> **Saved data entries**:
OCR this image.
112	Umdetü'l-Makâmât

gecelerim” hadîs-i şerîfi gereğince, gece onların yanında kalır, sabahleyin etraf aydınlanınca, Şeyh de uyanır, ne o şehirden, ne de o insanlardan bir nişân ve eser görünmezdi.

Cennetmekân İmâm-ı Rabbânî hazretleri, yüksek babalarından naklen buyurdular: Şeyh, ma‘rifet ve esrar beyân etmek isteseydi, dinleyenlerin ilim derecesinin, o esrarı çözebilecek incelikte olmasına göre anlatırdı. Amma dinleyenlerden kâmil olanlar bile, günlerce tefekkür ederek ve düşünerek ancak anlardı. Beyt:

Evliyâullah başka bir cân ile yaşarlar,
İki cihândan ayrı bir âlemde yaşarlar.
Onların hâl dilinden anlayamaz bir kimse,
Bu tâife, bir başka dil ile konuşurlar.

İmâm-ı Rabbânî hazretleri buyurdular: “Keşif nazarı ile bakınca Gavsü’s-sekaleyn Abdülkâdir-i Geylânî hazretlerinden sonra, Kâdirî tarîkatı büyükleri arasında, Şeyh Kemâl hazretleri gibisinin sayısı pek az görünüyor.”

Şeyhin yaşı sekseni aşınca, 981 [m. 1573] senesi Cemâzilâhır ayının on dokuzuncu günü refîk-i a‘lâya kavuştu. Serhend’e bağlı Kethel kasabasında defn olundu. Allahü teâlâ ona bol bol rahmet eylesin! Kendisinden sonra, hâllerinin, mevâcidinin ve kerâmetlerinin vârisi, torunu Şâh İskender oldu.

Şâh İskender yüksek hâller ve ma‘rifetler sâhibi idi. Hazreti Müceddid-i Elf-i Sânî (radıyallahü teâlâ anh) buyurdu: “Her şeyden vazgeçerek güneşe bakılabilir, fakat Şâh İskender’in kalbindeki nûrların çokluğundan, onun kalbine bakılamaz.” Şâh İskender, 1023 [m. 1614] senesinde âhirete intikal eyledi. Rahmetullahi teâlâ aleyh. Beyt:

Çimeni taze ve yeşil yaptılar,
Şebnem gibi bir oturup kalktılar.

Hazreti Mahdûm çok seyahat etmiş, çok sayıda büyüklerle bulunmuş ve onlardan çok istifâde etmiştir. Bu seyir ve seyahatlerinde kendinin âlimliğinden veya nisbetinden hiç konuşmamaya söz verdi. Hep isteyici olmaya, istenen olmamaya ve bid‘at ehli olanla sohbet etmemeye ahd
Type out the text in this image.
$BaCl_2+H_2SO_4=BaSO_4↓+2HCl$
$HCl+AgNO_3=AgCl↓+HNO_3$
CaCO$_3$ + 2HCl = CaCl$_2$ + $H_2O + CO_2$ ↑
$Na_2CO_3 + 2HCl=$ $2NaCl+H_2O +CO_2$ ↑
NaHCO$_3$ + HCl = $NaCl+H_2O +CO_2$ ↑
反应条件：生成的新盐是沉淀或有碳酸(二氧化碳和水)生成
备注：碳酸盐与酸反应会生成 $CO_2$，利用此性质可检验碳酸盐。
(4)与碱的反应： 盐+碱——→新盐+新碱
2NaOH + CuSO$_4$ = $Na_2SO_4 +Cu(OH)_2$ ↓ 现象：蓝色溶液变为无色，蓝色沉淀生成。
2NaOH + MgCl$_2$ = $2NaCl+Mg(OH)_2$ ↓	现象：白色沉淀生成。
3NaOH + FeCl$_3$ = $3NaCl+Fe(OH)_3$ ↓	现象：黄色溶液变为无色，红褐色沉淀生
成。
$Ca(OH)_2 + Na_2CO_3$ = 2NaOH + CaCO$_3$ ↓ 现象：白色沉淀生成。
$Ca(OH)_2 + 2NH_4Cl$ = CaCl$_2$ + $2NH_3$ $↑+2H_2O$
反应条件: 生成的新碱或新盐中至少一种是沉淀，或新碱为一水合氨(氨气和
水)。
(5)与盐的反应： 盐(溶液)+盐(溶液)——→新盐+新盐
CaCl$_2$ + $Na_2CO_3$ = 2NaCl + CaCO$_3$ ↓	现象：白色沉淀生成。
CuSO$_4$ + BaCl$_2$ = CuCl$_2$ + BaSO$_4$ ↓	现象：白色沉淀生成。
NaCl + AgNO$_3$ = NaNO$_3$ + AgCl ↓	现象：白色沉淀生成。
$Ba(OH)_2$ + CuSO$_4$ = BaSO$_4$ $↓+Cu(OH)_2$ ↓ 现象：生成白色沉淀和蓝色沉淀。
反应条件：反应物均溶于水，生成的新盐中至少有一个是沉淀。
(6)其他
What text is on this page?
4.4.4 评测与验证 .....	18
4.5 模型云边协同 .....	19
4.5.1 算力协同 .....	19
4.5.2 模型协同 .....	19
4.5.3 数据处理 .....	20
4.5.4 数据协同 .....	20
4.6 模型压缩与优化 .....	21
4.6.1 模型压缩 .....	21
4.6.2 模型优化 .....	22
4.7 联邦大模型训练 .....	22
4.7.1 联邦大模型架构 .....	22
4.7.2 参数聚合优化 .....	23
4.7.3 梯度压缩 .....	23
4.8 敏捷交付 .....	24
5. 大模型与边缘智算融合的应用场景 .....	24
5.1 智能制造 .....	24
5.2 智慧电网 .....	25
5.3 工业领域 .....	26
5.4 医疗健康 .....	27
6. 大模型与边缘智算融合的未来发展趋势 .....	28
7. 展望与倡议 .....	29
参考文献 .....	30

> **SHORT PROBLEM**: Set down only these lines, exactly: the line containing "What text is on this page?" and each line after it, through the end of the listing.

> **OUTPUT FOR THIS TASK**:
What text is on this page?
4.4.4 评测与验证 .....	18
4.5 模型云边协同 .....	19
4.5.1 算力协同 .....	19
4.5.2 模型协同 .....	19
4.5.3 数据处理 .....	20
4.5.4 数据协同 .....	20
4.6 模型压缩与优化 .....	21
4.6.1 模型压缩 .....	21
4.6.2 模型优化 .....	22
4.7 联邦大模型训练 .....	22
4.7.1 联邦大模型架构 .....	22
4.7.2 参数聚合优化 .....	23
4.7.3 梯度压缩 .....	23
4.8 敏捷交付 .....	24
5. 大模型与边缘智算融合的应用场景 .....	24
5.1 智能制造 .....	24
5.2 智慧电网 .....	25
5.3 工业领域 .....	26
5.4 医疗健康 .....	27
6. 大模型与边缘智算融合的未来发展趋势 .....	28
7. 展望与倡议 .....	29
参考文献 .....	30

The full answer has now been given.